:: RECORDS FOR THIS TASK
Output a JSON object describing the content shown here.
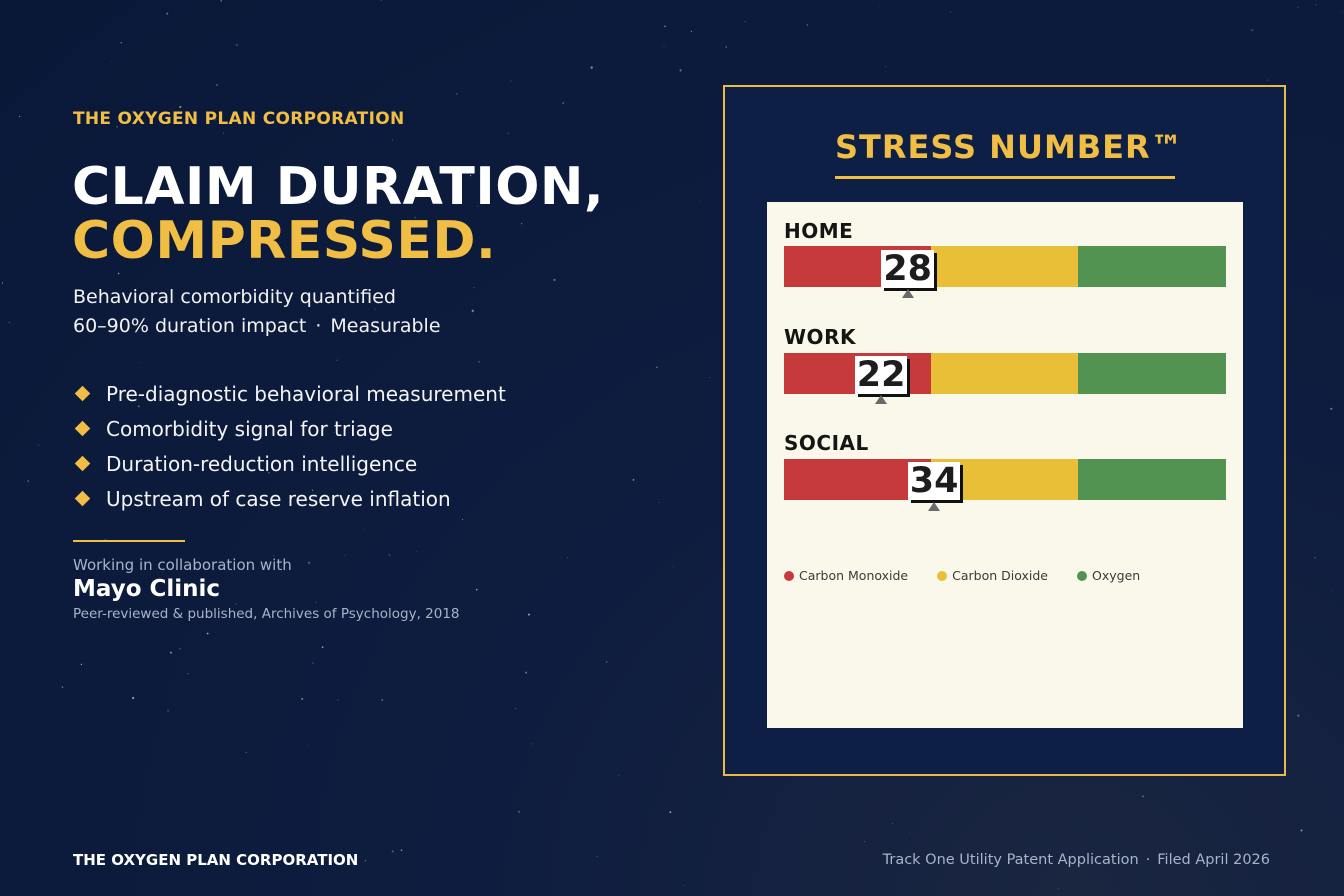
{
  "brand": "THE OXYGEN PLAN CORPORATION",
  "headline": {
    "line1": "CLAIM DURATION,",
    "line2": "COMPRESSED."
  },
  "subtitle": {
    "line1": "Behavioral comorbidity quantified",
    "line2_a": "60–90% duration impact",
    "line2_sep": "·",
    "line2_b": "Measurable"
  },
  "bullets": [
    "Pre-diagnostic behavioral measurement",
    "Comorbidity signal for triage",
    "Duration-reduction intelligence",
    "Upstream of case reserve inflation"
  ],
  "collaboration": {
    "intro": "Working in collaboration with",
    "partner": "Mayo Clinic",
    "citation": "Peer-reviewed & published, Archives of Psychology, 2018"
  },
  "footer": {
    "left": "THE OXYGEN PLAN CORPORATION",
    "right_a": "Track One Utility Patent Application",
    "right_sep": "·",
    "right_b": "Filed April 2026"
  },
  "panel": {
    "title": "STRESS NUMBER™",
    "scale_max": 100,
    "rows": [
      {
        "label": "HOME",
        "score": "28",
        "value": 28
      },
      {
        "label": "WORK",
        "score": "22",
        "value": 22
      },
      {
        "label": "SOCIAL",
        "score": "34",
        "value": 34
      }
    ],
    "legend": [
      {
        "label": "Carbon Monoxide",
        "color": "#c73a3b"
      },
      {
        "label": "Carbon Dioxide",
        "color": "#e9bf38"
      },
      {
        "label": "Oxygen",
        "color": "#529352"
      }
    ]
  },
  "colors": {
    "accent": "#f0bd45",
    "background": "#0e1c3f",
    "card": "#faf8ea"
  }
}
::::
GOAL: Take every line from the data above that holds "CORPORATION" and copy it out.

THE RESULT:
  "brand": "THE OXYGEN PLAN CORPORATION",
    "left": "THE OXYGEN PLAN CORPORATION",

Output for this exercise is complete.